Start of TASK INPUT
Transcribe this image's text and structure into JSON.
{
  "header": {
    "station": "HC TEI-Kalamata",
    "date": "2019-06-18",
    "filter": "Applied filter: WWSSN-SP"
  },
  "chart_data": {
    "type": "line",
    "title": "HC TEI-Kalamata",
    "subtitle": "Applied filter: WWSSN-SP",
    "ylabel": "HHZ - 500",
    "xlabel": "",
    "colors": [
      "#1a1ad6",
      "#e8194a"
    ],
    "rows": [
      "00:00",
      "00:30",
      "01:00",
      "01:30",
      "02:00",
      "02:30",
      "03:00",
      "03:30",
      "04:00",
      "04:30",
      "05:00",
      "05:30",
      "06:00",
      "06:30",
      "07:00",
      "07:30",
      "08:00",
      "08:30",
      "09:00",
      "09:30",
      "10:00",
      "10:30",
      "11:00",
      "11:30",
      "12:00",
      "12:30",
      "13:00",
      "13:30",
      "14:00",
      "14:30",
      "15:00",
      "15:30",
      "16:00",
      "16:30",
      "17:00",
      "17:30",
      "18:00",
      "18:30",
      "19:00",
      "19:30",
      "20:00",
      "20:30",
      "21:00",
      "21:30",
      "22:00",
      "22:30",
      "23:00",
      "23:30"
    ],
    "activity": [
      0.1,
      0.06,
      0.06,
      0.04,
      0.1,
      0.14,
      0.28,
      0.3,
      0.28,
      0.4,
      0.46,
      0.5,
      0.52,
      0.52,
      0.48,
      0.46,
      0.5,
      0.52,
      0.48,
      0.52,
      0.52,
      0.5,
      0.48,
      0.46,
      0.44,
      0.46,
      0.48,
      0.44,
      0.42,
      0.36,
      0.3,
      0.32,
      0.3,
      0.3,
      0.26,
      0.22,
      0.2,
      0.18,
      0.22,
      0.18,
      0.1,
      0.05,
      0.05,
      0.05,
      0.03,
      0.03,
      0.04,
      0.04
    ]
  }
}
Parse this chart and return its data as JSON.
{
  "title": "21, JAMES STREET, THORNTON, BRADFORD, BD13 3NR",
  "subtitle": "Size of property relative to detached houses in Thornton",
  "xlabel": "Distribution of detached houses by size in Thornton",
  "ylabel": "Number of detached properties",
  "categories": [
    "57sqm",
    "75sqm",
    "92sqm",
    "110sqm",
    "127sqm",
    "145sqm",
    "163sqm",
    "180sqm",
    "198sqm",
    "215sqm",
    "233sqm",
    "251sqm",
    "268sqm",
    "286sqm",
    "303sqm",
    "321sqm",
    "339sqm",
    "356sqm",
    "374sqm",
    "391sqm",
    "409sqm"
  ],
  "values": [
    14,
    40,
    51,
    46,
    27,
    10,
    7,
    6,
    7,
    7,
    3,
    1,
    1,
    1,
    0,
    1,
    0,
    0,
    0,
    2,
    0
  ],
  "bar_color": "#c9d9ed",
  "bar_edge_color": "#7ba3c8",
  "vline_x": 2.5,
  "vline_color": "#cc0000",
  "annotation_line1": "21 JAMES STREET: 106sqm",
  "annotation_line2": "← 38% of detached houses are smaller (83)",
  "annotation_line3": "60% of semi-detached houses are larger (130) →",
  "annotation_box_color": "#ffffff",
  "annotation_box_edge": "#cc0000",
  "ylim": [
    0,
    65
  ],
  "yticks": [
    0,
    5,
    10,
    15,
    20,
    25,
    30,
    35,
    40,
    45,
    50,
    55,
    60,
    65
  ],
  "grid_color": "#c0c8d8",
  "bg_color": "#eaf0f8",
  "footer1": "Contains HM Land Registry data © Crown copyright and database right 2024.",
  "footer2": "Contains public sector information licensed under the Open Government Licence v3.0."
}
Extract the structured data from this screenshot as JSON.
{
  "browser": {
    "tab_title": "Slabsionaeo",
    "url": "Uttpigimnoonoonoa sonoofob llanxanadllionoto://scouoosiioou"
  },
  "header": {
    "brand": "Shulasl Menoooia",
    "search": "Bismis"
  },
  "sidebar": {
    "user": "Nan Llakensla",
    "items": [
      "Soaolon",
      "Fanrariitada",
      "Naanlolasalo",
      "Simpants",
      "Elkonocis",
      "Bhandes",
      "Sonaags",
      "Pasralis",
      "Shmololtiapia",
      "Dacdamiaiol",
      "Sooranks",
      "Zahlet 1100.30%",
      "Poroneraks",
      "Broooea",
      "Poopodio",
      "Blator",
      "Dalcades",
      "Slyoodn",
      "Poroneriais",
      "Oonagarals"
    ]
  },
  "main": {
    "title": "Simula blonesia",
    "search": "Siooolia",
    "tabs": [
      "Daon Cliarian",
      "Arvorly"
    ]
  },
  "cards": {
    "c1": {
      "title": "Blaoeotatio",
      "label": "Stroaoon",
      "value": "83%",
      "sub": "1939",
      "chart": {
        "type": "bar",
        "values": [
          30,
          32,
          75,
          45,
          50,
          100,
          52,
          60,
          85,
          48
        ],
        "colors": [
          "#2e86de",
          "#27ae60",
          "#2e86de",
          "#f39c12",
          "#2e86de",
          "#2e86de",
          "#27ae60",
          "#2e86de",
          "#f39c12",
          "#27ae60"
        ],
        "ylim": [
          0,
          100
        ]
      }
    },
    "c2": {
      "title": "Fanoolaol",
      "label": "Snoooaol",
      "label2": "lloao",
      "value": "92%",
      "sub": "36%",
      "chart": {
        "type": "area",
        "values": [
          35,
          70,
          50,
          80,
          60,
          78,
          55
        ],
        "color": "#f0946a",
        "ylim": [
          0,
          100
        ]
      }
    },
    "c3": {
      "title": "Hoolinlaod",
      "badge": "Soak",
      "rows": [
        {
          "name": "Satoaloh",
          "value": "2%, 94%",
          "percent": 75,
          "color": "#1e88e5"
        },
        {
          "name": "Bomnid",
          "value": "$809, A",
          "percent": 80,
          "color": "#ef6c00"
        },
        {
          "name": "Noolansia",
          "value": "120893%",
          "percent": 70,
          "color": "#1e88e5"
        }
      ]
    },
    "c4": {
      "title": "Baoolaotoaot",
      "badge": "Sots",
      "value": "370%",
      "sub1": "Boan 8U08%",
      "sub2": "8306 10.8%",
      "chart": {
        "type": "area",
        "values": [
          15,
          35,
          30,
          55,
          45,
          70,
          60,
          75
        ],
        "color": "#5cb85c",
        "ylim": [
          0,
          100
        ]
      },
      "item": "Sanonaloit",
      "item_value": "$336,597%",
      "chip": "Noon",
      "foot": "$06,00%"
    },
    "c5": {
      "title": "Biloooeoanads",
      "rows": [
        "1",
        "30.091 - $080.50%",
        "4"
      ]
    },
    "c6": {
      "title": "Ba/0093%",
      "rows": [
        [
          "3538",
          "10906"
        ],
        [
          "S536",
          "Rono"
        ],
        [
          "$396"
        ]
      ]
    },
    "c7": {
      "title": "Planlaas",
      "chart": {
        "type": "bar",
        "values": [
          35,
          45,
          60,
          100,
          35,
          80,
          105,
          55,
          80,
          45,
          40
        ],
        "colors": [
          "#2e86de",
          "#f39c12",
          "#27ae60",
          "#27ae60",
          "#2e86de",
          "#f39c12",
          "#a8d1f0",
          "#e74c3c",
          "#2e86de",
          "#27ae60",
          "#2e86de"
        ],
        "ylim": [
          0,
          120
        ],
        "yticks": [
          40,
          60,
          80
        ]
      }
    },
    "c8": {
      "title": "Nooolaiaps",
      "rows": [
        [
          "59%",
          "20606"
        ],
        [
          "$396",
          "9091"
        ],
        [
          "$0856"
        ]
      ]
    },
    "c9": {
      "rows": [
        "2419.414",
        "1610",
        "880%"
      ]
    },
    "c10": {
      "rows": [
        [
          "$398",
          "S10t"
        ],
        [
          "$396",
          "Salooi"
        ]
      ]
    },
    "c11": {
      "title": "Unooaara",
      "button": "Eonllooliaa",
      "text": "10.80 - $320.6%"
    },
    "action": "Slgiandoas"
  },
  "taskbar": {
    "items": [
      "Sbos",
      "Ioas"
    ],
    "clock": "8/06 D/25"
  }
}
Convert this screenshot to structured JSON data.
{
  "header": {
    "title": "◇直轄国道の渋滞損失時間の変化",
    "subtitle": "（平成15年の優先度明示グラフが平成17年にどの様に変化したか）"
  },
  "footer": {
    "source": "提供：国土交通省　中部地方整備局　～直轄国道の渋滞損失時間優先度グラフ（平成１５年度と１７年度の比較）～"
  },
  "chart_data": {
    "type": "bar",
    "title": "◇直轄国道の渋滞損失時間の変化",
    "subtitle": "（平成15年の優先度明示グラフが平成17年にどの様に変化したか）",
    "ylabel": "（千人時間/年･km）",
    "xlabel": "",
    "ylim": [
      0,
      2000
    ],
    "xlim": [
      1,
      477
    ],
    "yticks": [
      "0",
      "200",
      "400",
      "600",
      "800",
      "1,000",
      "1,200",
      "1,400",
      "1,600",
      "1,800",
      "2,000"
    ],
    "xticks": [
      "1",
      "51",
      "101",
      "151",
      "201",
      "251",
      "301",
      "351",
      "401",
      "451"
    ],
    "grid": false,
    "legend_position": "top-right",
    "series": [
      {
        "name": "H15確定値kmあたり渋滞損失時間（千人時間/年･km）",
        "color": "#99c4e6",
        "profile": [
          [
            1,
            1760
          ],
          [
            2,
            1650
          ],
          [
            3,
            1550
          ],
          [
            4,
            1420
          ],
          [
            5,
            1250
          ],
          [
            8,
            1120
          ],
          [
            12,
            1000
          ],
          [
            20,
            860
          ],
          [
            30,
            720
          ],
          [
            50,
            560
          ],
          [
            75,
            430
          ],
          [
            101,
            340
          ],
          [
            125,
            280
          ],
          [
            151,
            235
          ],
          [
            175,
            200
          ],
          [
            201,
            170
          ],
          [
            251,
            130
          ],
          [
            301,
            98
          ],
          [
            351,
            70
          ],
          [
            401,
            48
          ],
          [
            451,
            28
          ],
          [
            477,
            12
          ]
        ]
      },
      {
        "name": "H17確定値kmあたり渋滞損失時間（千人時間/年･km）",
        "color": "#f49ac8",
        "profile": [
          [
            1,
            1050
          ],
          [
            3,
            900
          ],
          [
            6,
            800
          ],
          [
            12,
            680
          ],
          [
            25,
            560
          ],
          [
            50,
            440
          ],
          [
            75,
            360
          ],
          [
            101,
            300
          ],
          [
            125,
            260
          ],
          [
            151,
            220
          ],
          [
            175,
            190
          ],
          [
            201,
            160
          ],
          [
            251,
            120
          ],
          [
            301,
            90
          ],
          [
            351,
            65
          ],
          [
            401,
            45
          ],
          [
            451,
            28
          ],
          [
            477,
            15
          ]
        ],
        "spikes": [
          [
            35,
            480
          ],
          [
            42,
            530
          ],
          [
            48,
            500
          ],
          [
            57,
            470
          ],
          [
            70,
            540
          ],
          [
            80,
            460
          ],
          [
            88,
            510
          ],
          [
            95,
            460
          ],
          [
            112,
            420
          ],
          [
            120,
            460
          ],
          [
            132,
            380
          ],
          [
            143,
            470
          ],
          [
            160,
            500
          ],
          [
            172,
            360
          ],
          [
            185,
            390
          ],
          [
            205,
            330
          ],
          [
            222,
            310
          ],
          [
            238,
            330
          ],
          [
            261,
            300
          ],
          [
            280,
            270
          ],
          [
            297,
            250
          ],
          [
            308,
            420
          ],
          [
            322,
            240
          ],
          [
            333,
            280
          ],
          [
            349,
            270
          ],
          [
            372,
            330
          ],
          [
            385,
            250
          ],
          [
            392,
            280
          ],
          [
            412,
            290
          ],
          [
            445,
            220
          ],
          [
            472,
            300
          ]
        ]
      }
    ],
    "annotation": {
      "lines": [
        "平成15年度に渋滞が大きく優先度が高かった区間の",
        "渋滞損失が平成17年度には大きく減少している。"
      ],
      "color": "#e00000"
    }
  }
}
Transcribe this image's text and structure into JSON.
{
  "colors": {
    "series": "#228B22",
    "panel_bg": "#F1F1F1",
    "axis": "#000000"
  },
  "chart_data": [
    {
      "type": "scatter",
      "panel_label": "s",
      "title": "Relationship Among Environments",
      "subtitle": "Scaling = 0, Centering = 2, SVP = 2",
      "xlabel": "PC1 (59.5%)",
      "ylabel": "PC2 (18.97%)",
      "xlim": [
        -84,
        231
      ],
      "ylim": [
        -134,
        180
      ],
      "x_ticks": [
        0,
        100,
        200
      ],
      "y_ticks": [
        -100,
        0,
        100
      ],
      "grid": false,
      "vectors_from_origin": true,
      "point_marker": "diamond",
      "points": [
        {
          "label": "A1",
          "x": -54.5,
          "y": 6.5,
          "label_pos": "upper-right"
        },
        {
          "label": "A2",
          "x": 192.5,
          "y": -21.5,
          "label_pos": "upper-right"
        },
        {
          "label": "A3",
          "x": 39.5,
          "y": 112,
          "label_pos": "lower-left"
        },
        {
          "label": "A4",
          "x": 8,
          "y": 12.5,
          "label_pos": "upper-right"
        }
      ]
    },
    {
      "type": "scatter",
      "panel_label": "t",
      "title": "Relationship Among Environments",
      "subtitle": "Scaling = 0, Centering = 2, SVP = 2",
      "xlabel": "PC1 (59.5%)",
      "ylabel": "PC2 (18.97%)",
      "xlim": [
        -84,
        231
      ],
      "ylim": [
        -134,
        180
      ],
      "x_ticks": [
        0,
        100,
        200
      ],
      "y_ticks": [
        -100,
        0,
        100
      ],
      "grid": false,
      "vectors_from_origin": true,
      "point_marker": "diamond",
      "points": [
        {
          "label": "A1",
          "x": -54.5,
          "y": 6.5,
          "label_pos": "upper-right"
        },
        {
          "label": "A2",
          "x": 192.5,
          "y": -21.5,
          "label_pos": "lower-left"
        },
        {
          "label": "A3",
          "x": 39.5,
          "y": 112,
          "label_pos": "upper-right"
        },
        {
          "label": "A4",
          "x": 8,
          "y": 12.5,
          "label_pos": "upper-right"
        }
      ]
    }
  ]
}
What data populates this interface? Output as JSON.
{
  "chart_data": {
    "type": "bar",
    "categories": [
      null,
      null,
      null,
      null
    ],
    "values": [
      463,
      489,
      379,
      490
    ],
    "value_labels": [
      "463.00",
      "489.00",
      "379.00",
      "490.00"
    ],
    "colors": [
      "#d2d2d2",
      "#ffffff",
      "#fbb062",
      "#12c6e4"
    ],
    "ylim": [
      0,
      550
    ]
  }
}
End of TASK INPUT
▶ [TASK PROMPT]:
Which lines include "houses"? Copy each of them out.

▶ [EXPECTED OUTPUT]:
  "subtitle": "Size of property relative to detached houses in Thornton",
  "xlabel": "Distribution of detached houses by size in Thornton",
  "annotation_line2": "← 38% of detached houses are smaller (83)",
  "annotation_line3": "60% of semi-detached houses are larger (130) →",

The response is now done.